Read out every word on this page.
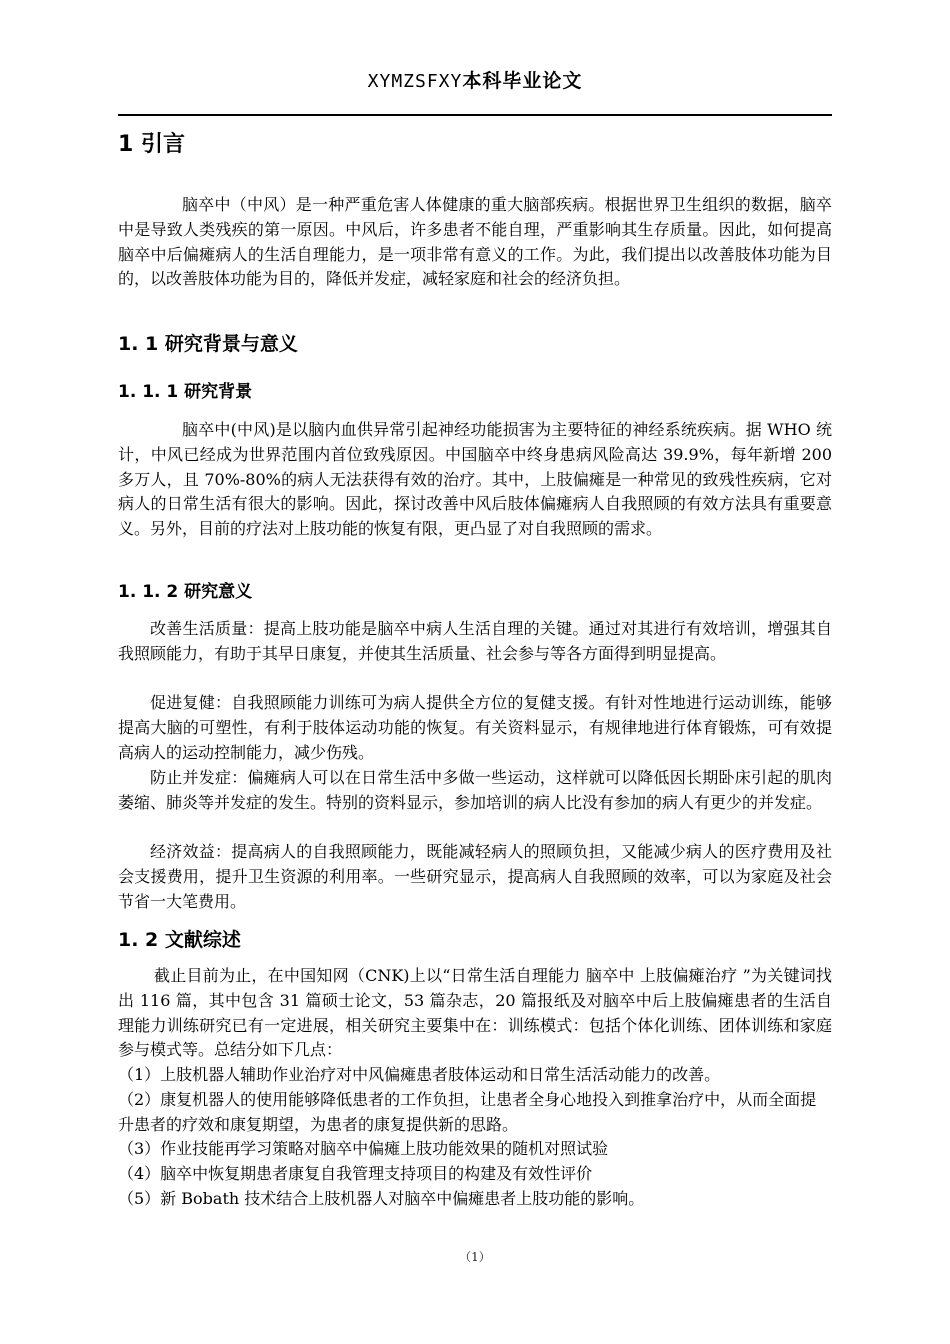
XYMZSFXY本科毕业论文
1 引言

脑卒中（中风）是一种严重危害人体健康的重大脑部疾病。根据世界卫生组织的数据，脑卒中是导致人类残疾的第一原因。中风后，许多患者不能自理，严重影响其生存质量。因此，如何提高脑卒中后偏瘫病人的生活自理能力，是一项非常有意义的工作。为此，我们提出以改善肢体功能为目的，以改善肢体功能为目的，降低并发症，减轻家庭和社会的经济负担。

1. 1 研究背景与意义
1. 1. 1 研究背景

脑卒中(中风)是以脑内血供异常引起神经功能损害为主要特征的神经系统疾病。据 WHO 统计，中风已经成为世界范围内首位致残原因。中国脑卒中终身患病风险高达 39.9%，每年新增 200 多万人，且 70%-80%的病人无法获得有效的治疗。其中，上肢偏瘫是一种常见的致残性疾病，它对病人的日常生活有很大的影响。因此，探讨改善中风后肢体偏瘫病人自我照顾的有效方法具有重要意义。另外，目前的疗法对上肢功能的恢复有限，更凸显了对自我照顾的需求。

1. 1. 2 研究意义

改善生活质量：提高上肢功能是脑卒中病人生活自理的关键。通过对其进行有效培训，增强其自我照顾能力，有助于其早日康复，并使其生活质量、社会参与等各方面得到明显提高。

促进复健：自我照顾能力训练可为病人提供全方位的复健支援。有针对性地进行运动训练，能够提高大脑的可塑性，有利于肢体运动功能的恢复。有关资料显示，有规律地进行体育锻炼，可有效提高病人的运动控制能力，减少伤残。

防止并发症：偏瘫病人可以在日常生活中多做一些运动，这样就可以降低因长期卧床引起的肌肉萎缩、肺炎等并发症的发生。特别的资料显示，参加培训的病人比没有参加的病人有更少的并发症。

经济效益：提高病人的自我照顾能力，既能减轻病人的照顾负担，又能减少病人的医疗费用及社会支援费用，提升卫生资源的利用率。一些研究显示，提高病人自我照顾的效率，可以为家庭及社会节省一大笔费用。

1. 2 文献综述

截止目前为止，在中国知网（CNK)上以“日常生活自理能力 脑卒中 上肢偏瘫治疗 ”为关键词找出 116 篇，其中包含 31 篇硕士论文，53 篇杂志，20 篇报纸及对脑卒中后上肢偏瘫患者的生活自理能力训练研究已有一定进展，相关研究主要集中在：训练模式：包括个体化训练、团体训练和家庭参与模式等。总结分如下几点：

（1）上肢机器人辅助作业治疗对中风偏瘫患者肢体运动和日常生活活动能力的改善。
（2）康复机器人的使用能够降低患者的工作负担，让患者全身心地投入到推拿治疗中，从而全面提升患者的疗效和康复期望，为患者的康复提供新的思路。
（3）作业技能再学习策略对脑卒中偏瘫上肢功能效果的随机对照试验
（4）脑卒中恢复期患者康复自我管理支持项目的构建及有效性评价
（5）新 Bobath 技术结合上肢机器人对脑卒中偏瘫患者上肢功能的影响。
（1）
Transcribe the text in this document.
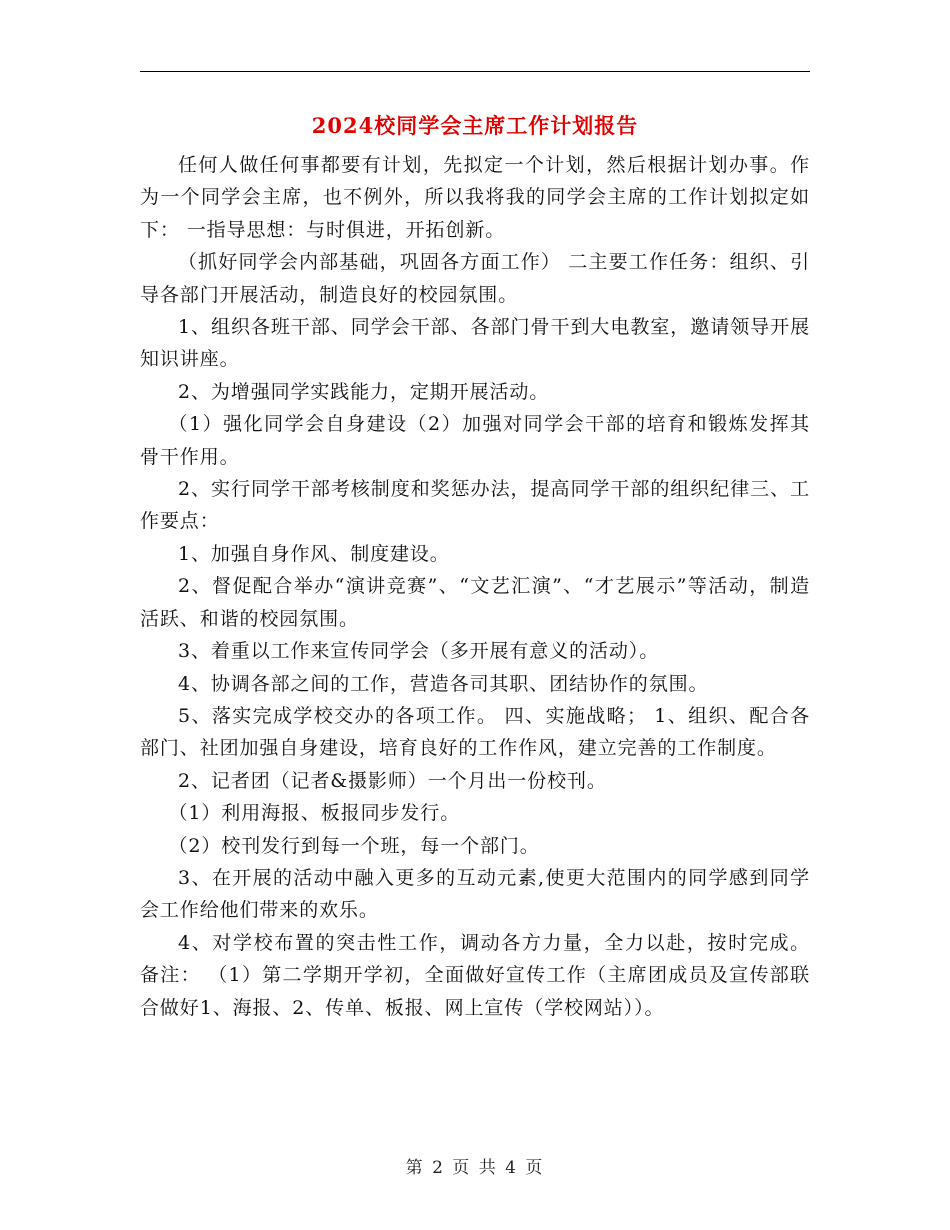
2024校同学会主席工作计划报告

任何人做任何事都要有计划，先拟定一个计划，然后根据计划办事。作为一个同学会主席，也不例外，所以我将我的同学会主席的工作计划拟定如下： 一指导思想：与时俱进，开拓创新。

（抓好同学会内部基础，巩固各方面工作） 二主要工作任务：组织、引导各部门开展活动，制造良好的校园氛围。

1、组织各班干部、同学会干部、各部门骨干到大电教室，邀请领导开展知识讲座。

2、为增强同学实践能力，定期开展活动。

（1）强化同学会自身建设（2）加强对同学会干部的培育和锻炼发挥其骨干作用。

2、实行同学干部考核制度和奖惩办法，提高同学干部的组织纪律三、工作要点：

1、加强自身作风、制度建设。

2、督促配合举办“演讲竞赛”、“文艺汇演”、“才艺展示”等活动，制造活跃、和谐的校园氛围。

3、着重以工作来宣传同学会（多开展有意义的活动）。

4、协调各部之间的工作，营造各司其职、团结协作的氛围。

5、落实完成学校交办的各项工作。 四、实施战略； 1、组织、配合各部门、社团加强自身建设，培育良好的工作作风，建立完善的工作制度。

2、记者团（记者&摄影师）一个月出一份校刊。

（1）利用海报、板报同步发行。

（2）校刊发行到每一个班，每一个部门。

3、在开展的活动中融入更多的互动元素,使更大范围内的同学感到同学会工作给他们带来的欢乐。

4、对学校布置的突击性工作，调动各方力量，全力以赴，按时完成。 备注： （1）第二学期开学初，全面做好宣传工作（主席团成员及宣传部联合做好1、海报、2、传单、板报、网上宣传（学校网站））。

第 2 页 共 4 页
____
• **Objective**
Omit pictures; set down the rest of the material word for word.

• **The completed task**
Read out every word on this page.
XYMZSFXY本科毕业论文
1 引言

脑卒中（中风）是一种严重危害人体健康的重大脑部疾病。根据世界卫生组织的数据，脑卒中是导致人类残疾的第一原因。中风后，许多患者不能自理，严重影响其生存质量。因此，如何提高脑卒中后偏瘫病人的生活自理能力，是一项非常有意义的工作。为此，我们提出以改善肢体功能为目的，以改善肢体功能为目的，降低并发症，减轻家庭和社会的经济负担。

1. 1 研究背景与意义
1. 1. 1 研究背景

脑卒中(中风)是以脑内血供异常引起神经功能损害为主要特征的神经系统疾病。据 WHO 统计，中风已经成为世界范围内首位致残原因。中国脑卒中终身患病风险高达 39.9%，每年新增 200 多万人，且 70%-80%的病人无法获得有效的治疗。其中，上肢偏瘫是一种常见的致残性疾病，它对病人的日常生活有很大的影响。因此，探讨改善中风后肢体偏瘫病人自我照顾的有效方法具有重要意义。另外，目前的疗法对上肢功能的恢复有限，更凸显了对自我照顾的需求。

1. 1. 2 研究意义

改善生活质量：提高上肢功能是脑卒中病人生活自理的关键。通过对其进行有效培训，增强其自我照顾能力，有助于其早日康复，并使其生活质量、社会参与等各方面得到明显提高。

促进复健：自我照顾能力训练可为病人提供全方位的复健支援。有针对性地进行运动训练，能够提高大脑的可塑性，有利于肢体运动功能的恢复。有关资料显示，有规律地进行体育锻炼，可有效提高病人的运动控制能力，减少伤残。

防止并发症：偏瘫病人可以在日常生活中多做一些运动，这样就可以降低因长期卧床引起的肌肉萎缩、肺炎等并发症的发生。特别的资料显示，参加培训的病人比没有参加的病人有更少的并发症。

经济效益：提高病人的自我照顾能力，既能减轻病人的照顾负担，又能减少病人的医疗费用及社会支援费用，提升卫生资源的利用率。一些研究显示，提高病人自我照顾的效率，可以为家庭及社会节省一大笔费用。

1. 2 文献综述

截止目前为止，在中国知网（CNK)上以“日常生活自理能力 脑卒中 上肢偏瘫治疗 ”为关键词找出 116 篇，其中包含 31 篇硕士论文，53 篇杂志，20 篇报纸及对脑卒中后上肢偏瘫患者的生活自理能力训练研究已有一定进展，相关研究主要集中在：训练模式：包括个体化训练、团体训练和家庭参与模式等。总结分如下几点：

（1）上肢机器人辅助作业治疗对中风偏瘫患者肢体运动和日常生活活动能力的改善。
（2）康复机器人的使用能够降低患者的工作负担，让患者全身心地投入到推拿治疗中，从而全面提升患者的疗效和康复期望，为患者的康复提供新的思路。
（3）作业技能再学习策略对脑卒中偏瘫上肢功能效果的随机对照试验
（4）脑卒中恢复期患者康复自我管理支持项目的构建及有效性评价
（5）新 Bobath 技术结合上肢机器人对脑卒中偏瘫患者上肢功能的影响。
（1）
Transcribe the text in this document.
2024校同学会主席工作计划报告

任何人做任何事都要有计划，先拟定一个计划，然后根据计划办事。作为一个同学会主席，也不例外，所以我将我的同学会主席的工作计划拟定如下： 一指导思想：与时俱进，开拓创新。

（抓好同学会内部基础，巩固各方面工作） 二主要工作任务：组织、引导各部门开展活动，制造良好的校园氛围。

1、组织各班干部、同学会干部、各部门骨干到大电教室，邀请领导开展知识讲座。

2、为增强同学实践能力，定期开展活动。

（1）强化同学会自身建设（2）加强对同学会干部的培育和锻炼发挥其骨干作用。

2、实行同学干部考核制度和奖惩办法，提高同学干部的组织纪律三、工作要点：

1、加强自身作风、制度建设。

2、督促配合举办“演讲竞赛”、“文艺汇演”、“才艺展示”等活动，制造活跃、和谐的校园氛围。

3、着重以工作来宣传同学会（多开展有意义的活动）。

4、协调各部之间的工作，营造各司其职、团结协作的氛围。

5、落实完成学校交办的各项工作。 四、实施战略； 1、组织、配合各部门、社团加强自身建设，培育良好的工作作风，建立完善的工作制度。

2、记者团（记者&摄影师）一个月出一份校刊。

（1）利用海报、板报同步发行。

（2）校刊发行到每一个班，每一个部门。

3、在开展的活动中融入更多的互动元素,使更大范围内的同学感到同学会工作给他们带来的欢乐。

4、对学校布置的突击性工作，调动各方力量，全力以赴，按时完成。 备注： （1）第二学期开学初，全面做好宣传工作（主席团成员及宣传部联合做好1、海报、2、传单、板报、网上宣传（学校网站））。

第 2 页 共 4 页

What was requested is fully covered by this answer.